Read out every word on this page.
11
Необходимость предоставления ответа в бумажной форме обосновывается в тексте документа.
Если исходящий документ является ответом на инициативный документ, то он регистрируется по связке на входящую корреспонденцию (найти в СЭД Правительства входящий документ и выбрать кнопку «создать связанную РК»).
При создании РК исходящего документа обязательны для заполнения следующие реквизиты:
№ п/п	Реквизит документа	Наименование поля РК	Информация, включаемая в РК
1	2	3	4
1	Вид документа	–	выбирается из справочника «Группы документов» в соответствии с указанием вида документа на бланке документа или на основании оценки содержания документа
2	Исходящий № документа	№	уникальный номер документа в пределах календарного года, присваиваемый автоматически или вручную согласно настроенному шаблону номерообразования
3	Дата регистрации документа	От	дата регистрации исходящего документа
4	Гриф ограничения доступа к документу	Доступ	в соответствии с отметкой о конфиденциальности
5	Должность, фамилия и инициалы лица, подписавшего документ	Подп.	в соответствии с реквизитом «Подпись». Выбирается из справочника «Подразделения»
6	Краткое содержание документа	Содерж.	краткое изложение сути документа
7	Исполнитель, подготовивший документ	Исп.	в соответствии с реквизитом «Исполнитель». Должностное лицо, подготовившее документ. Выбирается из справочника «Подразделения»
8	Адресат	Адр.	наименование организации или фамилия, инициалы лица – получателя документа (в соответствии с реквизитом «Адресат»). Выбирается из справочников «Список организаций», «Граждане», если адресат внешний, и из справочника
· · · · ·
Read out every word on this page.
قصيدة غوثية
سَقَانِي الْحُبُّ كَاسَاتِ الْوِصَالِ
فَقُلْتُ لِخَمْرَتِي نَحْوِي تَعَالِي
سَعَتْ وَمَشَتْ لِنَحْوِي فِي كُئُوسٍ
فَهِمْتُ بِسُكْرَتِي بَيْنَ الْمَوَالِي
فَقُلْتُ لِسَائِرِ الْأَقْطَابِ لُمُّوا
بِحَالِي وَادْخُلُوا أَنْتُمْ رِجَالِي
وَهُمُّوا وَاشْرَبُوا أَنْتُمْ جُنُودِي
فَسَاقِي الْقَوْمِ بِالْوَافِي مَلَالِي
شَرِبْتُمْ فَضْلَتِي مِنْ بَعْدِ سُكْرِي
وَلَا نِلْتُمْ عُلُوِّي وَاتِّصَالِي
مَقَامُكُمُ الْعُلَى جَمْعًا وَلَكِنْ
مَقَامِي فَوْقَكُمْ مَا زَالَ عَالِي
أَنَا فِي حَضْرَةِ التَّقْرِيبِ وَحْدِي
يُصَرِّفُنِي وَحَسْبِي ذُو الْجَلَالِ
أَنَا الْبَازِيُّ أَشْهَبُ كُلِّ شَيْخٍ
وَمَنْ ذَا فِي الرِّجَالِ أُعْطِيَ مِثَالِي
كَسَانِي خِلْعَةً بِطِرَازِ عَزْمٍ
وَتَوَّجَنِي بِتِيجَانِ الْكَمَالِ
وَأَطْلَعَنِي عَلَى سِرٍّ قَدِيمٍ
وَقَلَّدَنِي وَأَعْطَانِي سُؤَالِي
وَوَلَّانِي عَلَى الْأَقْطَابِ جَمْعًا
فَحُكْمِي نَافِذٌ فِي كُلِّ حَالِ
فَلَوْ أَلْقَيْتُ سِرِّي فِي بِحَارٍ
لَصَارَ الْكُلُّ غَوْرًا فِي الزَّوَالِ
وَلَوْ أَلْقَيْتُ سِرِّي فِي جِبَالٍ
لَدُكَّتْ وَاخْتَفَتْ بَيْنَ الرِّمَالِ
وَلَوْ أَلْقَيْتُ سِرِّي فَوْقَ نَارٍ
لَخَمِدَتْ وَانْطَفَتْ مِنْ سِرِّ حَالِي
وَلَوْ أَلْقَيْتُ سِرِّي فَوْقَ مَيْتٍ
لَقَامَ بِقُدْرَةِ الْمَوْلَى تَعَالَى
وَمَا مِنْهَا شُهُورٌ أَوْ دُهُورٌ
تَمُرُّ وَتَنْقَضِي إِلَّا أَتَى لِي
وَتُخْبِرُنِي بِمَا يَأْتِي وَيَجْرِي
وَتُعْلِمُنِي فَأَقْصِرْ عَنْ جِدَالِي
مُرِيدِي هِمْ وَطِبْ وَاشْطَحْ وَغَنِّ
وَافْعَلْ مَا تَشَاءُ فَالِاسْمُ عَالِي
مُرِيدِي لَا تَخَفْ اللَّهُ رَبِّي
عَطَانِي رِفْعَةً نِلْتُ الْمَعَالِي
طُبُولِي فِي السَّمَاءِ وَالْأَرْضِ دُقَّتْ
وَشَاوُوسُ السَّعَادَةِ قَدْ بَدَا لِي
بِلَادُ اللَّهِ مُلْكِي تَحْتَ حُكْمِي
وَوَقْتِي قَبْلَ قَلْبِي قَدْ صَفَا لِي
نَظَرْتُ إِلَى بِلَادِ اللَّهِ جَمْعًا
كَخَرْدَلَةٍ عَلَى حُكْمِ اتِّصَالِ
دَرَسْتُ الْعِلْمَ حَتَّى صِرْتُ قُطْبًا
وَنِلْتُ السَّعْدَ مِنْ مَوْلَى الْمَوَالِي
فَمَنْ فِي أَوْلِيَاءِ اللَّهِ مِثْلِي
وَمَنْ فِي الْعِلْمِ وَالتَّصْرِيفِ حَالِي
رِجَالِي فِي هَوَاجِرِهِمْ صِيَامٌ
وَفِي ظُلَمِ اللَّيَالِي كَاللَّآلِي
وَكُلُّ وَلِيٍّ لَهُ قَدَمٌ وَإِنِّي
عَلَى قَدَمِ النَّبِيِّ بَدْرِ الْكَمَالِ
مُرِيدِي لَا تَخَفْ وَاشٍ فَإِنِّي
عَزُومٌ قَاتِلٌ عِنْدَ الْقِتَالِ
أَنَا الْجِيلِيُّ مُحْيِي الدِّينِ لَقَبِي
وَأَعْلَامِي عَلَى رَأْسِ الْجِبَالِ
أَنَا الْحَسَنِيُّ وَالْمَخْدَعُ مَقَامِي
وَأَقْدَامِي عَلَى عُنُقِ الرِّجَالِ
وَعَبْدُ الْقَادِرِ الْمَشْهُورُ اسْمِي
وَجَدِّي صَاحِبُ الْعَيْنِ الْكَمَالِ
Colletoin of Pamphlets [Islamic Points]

→ **Your task**:
Determine the number of lines in the listing that contain the string "лица". Write that number and nothing else.

→ **Task solution**:
2